* **PROBLEM DETAILS**
Tell how many lines have the string "Devices" in them, and write nothing besides the number.

################

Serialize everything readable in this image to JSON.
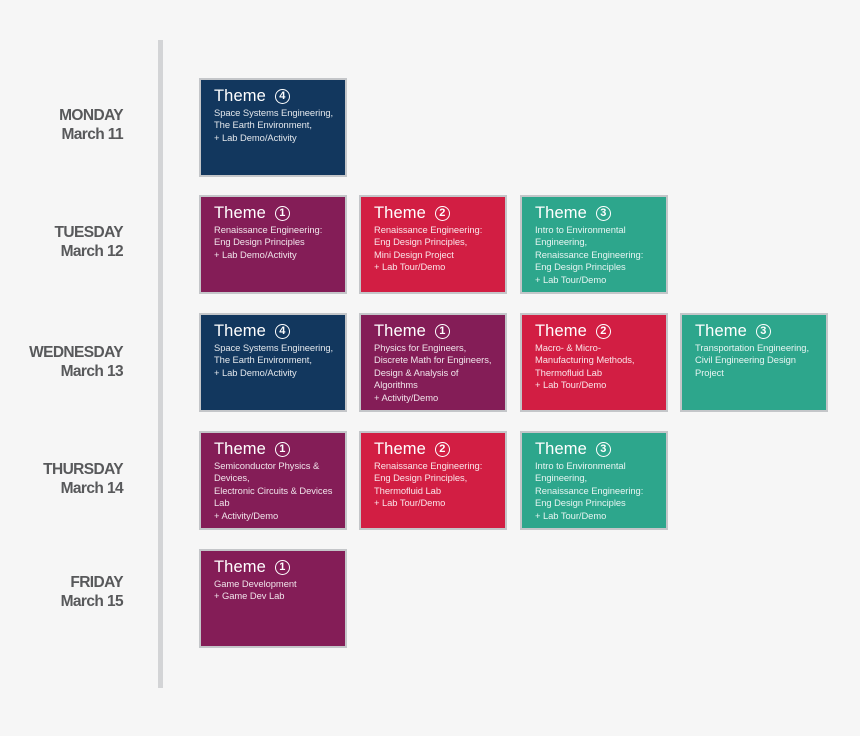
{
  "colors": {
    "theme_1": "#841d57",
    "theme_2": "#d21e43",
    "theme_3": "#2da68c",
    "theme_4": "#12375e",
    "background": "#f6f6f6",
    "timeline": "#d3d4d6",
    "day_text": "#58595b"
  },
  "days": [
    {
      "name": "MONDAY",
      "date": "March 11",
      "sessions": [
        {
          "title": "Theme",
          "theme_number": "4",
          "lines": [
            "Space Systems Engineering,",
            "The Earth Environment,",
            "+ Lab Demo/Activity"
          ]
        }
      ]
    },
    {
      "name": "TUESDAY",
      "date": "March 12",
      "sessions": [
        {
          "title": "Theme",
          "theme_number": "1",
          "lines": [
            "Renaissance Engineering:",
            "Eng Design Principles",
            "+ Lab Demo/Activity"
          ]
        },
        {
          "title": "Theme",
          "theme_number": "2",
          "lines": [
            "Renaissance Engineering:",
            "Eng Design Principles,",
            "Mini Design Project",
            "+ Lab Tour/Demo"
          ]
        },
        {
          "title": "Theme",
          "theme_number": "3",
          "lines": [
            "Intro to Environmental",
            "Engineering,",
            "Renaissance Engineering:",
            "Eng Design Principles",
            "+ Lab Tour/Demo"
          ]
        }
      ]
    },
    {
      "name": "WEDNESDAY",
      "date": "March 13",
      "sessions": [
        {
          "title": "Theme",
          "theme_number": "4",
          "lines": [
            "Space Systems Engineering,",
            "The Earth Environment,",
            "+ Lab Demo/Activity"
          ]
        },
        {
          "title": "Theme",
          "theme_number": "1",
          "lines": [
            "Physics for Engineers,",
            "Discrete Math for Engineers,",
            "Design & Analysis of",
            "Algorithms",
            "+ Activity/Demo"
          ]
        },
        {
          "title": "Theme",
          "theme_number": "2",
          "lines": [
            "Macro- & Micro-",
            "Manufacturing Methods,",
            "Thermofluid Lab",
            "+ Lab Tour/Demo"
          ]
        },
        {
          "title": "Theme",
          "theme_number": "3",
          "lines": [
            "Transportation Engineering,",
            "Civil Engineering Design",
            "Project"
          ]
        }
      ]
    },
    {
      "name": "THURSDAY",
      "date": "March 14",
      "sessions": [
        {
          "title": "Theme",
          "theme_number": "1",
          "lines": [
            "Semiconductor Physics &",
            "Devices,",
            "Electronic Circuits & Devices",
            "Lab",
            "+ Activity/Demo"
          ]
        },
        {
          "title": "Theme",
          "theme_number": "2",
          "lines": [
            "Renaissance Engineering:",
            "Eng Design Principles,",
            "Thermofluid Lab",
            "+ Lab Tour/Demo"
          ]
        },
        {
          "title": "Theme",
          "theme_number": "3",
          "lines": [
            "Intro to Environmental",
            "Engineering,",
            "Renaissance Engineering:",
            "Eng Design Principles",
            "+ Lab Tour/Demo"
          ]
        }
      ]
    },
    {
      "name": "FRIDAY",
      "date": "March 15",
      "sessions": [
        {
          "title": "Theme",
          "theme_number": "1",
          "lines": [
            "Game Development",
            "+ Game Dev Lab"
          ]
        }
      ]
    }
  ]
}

################

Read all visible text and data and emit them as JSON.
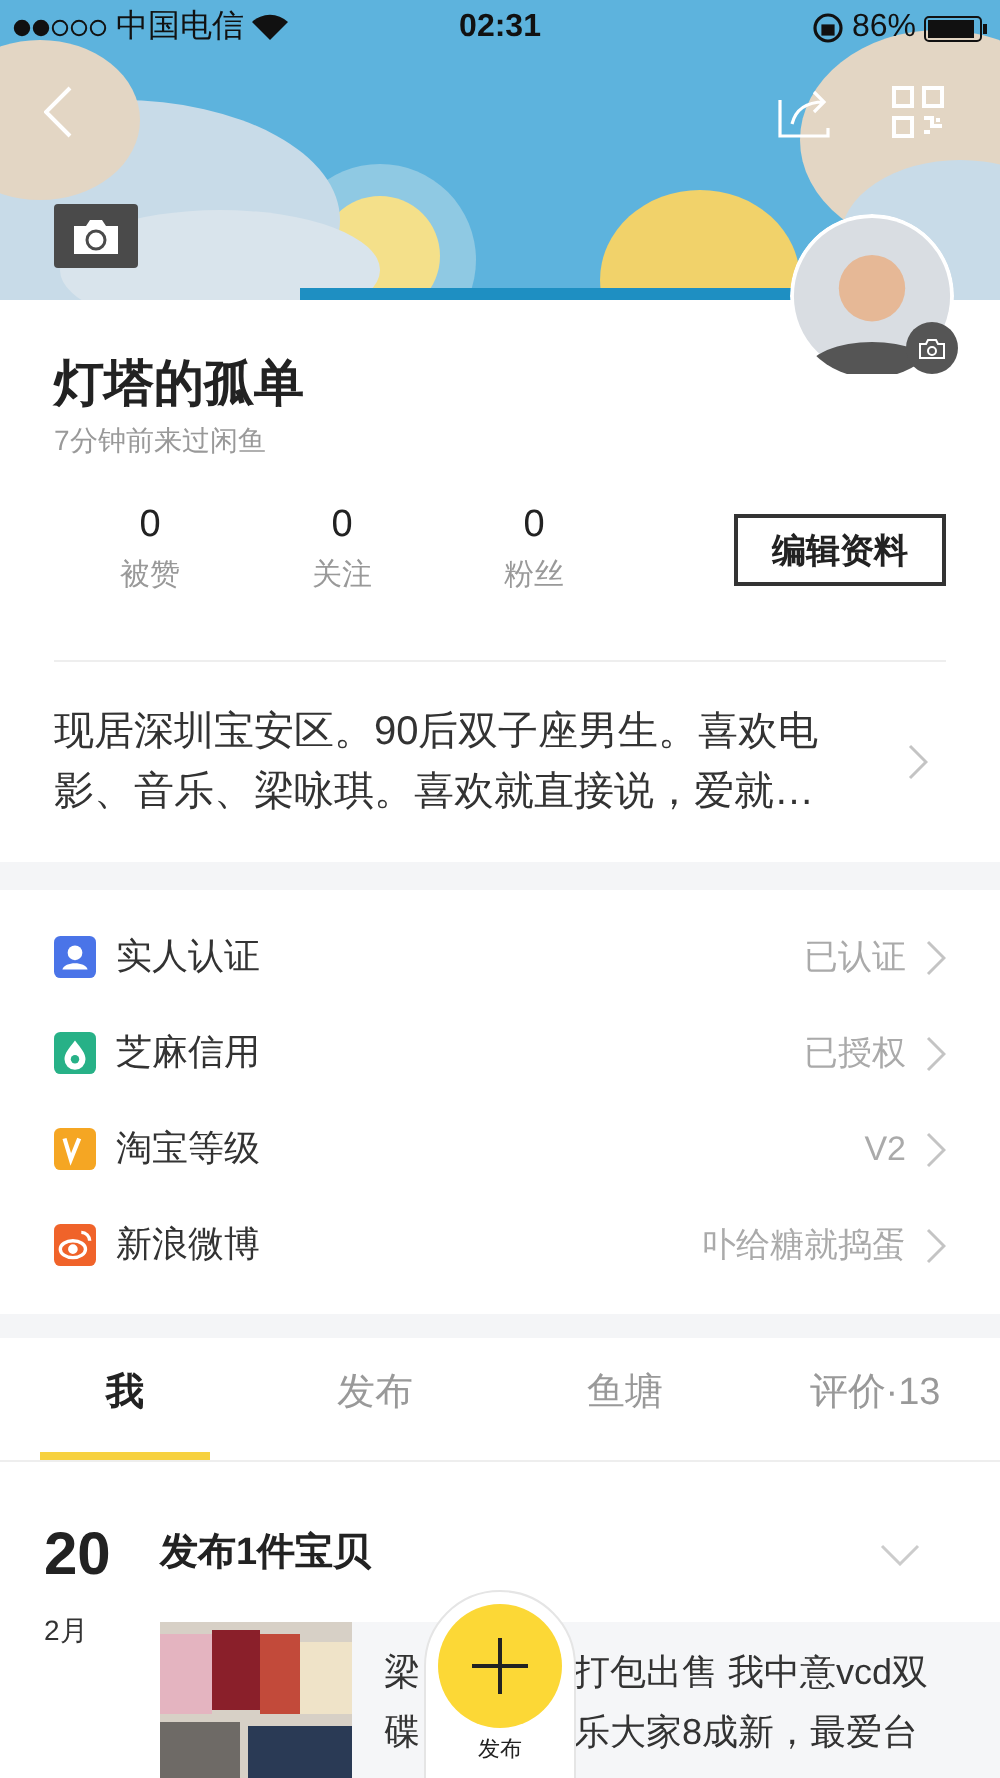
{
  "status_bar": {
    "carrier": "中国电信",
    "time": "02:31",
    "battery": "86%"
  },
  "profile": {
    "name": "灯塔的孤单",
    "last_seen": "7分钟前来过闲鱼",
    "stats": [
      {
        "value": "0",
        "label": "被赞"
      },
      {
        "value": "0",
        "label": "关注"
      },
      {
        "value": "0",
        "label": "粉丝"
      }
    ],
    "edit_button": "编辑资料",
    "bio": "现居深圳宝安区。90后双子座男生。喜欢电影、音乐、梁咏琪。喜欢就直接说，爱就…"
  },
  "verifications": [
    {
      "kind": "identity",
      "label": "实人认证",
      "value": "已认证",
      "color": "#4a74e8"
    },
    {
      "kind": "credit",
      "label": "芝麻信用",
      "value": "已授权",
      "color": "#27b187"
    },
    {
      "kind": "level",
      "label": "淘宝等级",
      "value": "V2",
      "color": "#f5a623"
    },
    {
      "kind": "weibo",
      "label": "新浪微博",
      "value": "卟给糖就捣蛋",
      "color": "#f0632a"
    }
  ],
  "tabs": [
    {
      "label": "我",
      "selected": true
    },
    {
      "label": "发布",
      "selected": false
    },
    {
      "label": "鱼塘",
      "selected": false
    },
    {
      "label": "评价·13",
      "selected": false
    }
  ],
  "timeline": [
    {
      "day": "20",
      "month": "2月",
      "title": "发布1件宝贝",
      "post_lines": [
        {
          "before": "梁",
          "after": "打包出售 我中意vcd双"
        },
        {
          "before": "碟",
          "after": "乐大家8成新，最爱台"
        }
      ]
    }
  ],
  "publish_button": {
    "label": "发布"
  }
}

################

* **RESPONSE TO THE EXERCISE**
2